■ **Prompt**
State the number of lines that contain "Spectrum", with no other text.

■ **Recorded information**
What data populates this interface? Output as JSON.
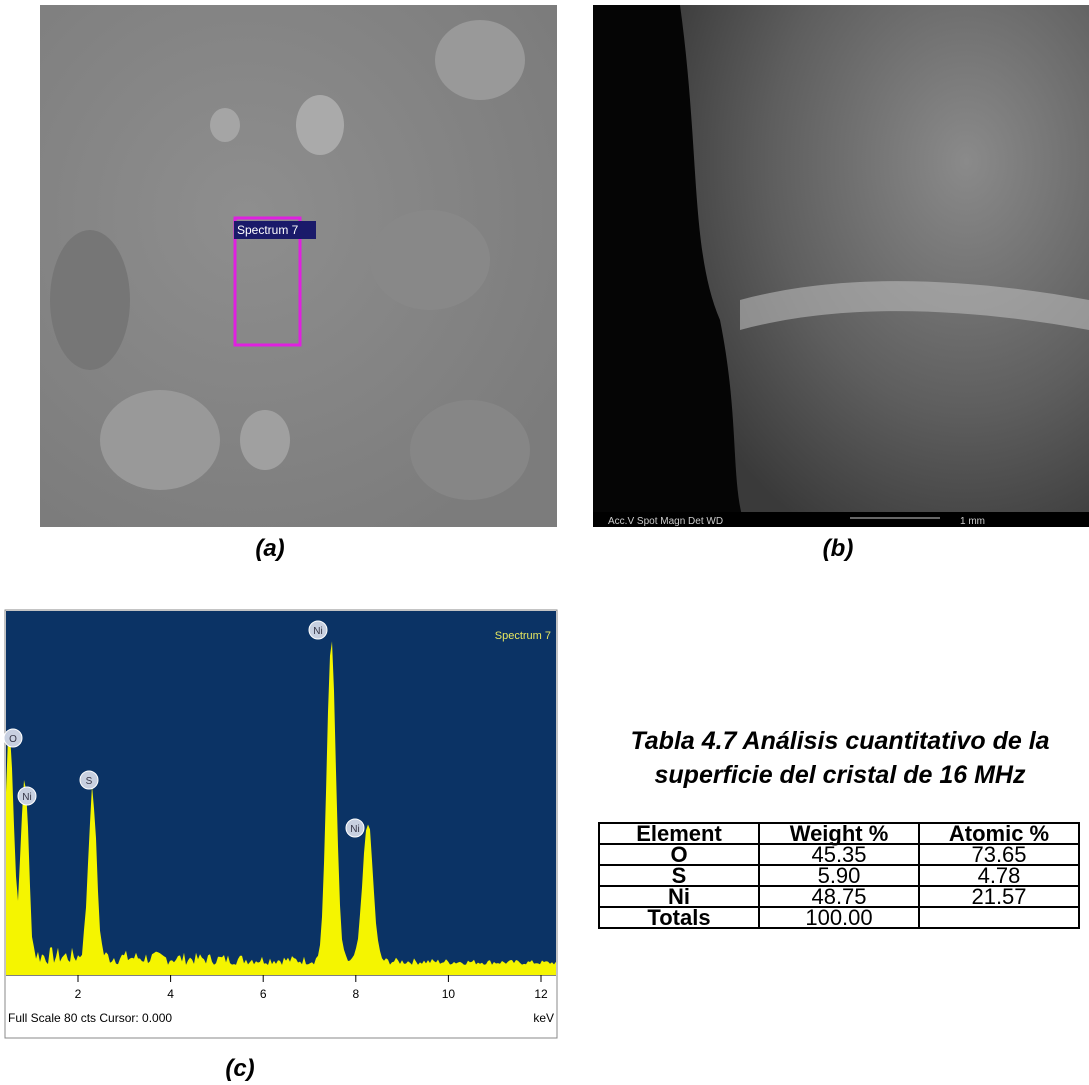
{
  "panels": {
    "a": {
      "label": "(a)",
      "roi_label": "Spectrum 7"
    },
    "b": {
      "label": "(b)",
      "footer": "Acc.V   Spot Magn    Det  WD",
      "scale_label": "1 mm"
    },
    "c": {
      "label": "(c)",
      "title": "Spectrum 7",
      "peaks": [
        "O",
        "Ni",
        "S",
        "Ni",
        "Ni"
      ],
      "xticks": [
        2,
        4,
        6,
        8,
        10,
        12
      ],
      "footer": "Full Scale 80 cts Cursor: 0.000",
      "unit": "keV"
    }
  },
  "caption": [
    "Tabla 4.7 Análisis cuantitativo de la",
    "superficie del cristal de 16 MHz"
  ],
  "table": {
    "header": [
      "Element",
      "Weight %",
      "Atomic %"
    ],
    "rows": [
      [
        "O",
        "45.35",
        "73.65"
      ],
      [
        "S",
        "5.90",
        "4.78"
      ],
      [
        "Ni",
        "48.75",
        "21.57"
      ],
      [
        "Totals",
        "100.00",
        ""
      ]
    ]
  }
}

■ **Complete output**
2